━━━ Source text ━━━
I have a tendency to remember/emphasize the wrong part of a mnemonic, which leads to me getting an item repeatedly wrong… So I try to learn things without mnemonics (I had some previous knowledge going into WK, plus I’ve been reading for nearly 3 years now, so even discounting the ones I already know, there are quite a few kanji and words that aren’t too much trouble for me to learn), but if I can’t, I’ll find some mnemonic or association of my own rather than use WK’s
I do a combination of WK and my own. So many of the WK mnemonics are so far out there that I can’t relate or they are very violent and I can’t relate. I started a list of the violent ones so I could approach WK about it but now I can’t find my list.
I only ever really liked the idea of mnemonics, as they helped me figure out how to make my own. Wanikani’s actual ones are kinda just awful for me. They don’t work for me at all and instead just raise more questions and things to trip over mentally than help remember anything.
The mnemonics stopped being helpful for me around level 12, now I just brute force it most of the time and review mistakes. Wanikani is also startingto give diminishing returns at this point so it’s taken a backseat to grammar lessons and immersion for the past 3 months.
I never make my own mnemonics, but I also don’t really use wanikani’s mnemonics in any significant way either. I give them a good look when putting them in the learn queue and review them while getting things to guru and then I do my best to chuck them out of my brain after that. I will then re-learn a mnemonic if an older kanji starts becoming problematic, but more often than not my goal is to be able to recognize a kanji with as little brainpower as possible so the longer I hold onto a mnemonic the worse it is I feel.
━━━ Listed records ━━━
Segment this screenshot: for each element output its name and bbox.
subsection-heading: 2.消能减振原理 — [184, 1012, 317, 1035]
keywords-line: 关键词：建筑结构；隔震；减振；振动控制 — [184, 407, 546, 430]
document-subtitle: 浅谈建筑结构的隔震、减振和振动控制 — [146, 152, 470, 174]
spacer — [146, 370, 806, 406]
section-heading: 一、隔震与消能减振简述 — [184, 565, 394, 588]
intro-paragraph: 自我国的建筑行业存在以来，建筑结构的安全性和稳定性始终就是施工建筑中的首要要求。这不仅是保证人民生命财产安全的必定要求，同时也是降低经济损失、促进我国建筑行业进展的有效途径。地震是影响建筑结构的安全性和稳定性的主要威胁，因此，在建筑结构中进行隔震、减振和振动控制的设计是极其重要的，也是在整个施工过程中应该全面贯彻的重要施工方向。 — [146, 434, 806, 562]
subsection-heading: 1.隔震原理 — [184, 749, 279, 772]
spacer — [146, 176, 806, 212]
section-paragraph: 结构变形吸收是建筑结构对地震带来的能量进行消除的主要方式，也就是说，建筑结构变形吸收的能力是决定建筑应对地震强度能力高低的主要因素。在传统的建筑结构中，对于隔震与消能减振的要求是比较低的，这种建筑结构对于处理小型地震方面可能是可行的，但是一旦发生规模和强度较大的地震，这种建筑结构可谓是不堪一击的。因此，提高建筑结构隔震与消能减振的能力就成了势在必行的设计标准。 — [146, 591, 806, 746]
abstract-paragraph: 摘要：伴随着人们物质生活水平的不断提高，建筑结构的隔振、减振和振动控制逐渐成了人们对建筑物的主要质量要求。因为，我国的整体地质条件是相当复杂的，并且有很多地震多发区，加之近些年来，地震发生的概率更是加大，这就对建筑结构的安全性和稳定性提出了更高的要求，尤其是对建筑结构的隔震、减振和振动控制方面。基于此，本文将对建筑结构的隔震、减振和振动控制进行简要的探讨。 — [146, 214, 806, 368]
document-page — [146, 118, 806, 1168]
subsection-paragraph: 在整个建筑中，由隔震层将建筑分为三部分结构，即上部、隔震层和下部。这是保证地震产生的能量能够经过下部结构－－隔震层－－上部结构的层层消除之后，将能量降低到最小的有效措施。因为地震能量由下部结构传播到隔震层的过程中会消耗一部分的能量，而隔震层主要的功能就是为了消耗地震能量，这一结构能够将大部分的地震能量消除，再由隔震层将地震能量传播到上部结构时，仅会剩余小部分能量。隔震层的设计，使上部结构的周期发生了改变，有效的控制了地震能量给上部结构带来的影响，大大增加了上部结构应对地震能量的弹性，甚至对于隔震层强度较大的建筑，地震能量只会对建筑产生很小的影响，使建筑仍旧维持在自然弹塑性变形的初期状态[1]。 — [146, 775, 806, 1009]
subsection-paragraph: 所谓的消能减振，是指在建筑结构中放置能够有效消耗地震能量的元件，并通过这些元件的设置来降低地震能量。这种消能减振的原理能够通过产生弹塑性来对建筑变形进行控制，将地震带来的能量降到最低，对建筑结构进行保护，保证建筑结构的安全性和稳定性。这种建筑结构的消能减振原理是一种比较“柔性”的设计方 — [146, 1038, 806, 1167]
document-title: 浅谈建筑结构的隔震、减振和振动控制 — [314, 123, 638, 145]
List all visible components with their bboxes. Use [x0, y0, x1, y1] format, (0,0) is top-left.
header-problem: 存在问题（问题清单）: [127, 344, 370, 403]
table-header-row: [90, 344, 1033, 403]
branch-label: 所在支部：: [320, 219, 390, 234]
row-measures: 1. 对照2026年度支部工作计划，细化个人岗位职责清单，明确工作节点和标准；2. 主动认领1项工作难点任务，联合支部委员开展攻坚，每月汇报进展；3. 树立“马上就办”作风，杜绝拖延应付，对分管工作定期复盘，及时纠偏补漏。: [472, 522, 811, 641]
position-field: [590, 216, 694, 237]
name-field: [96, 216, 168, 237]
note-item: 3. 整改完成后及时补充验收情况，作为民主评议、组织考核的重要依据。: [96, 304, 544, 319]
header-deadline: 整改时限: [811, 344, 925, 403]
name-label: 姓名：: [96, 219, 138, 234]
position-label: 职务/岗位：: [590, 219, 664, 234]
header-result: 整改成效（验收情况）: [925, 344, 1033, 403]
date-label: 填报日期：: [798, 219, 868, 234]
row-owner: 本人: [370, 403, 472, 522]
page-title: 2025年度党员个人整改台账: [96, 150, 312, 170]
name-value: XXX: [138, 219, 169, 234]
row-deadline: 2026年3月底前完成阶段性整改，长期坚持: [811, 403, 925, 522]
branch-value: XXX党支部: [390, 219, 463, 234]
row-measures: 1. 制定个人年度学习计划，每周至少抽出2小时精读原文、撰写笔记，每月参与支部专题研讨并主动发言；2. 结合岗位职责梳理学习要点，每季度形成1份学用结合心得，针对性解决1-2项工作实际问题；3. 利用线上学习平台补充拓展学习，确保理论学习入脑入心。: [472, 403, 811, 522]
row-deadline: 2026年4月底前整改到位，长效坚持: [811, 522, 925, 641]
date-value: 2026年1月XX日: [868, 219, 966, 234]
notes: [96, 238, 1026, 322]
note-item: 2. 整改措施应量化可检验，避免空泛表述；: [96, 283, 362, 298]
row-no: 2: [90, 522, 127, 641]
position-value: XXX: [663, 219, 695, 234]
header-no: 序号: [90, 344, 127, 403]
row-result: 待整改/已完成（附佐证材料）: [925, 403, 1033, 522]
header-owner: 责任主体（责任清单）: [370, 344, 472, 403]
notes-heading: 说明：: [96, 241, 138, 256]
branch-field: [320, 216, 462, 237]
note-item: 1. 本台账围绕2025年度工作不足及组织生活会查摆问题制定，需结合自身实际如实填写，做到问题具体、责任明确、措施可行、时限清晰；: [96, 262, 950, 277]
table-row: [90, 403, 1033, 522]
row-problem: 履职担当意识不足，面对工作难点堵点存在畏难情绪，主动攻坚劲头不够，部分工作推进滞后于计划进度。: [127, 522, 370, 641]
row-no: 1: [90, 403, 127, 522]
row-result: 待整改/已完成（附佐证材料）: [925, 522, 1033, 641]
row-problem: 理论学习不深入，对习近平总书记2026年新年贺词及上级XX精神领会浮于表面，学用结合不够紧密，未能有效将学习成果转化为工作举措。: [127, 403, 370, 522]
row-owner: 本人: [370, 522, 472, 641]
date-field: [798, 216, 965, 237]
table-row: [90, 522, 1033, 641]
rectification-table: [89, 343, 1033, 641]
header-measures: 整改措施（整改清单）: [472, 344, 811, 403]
━━━
Task instructions:
Transcribe word for word the passage of the mnemonics discussion above, starting with "I have a tendency" and going on through "find my list.".

Solution for this exercise:
I have a tendency to remember/emphasize the wrong part of a mnemonic, which leads to me getting an item repeatedly wrong… So I try to learn things without mnemonics (I had some previous knowledge going into WK, plus I’ve been reading for nearly 3 years now, so even discounting the ones I already know, there are quite a few kanji and words that aren’t too much trouble for me to learn), but if I can’t, I’ll find some mnemonic or association of my own rather than use WK’s
I do a combination of WK and my own. So many of the WK mnemonics are so far out there that I can’t relate or they are very violent and I can’t relate. I started a list of the violent ones so I could approach WK about it but now I can’t find my list.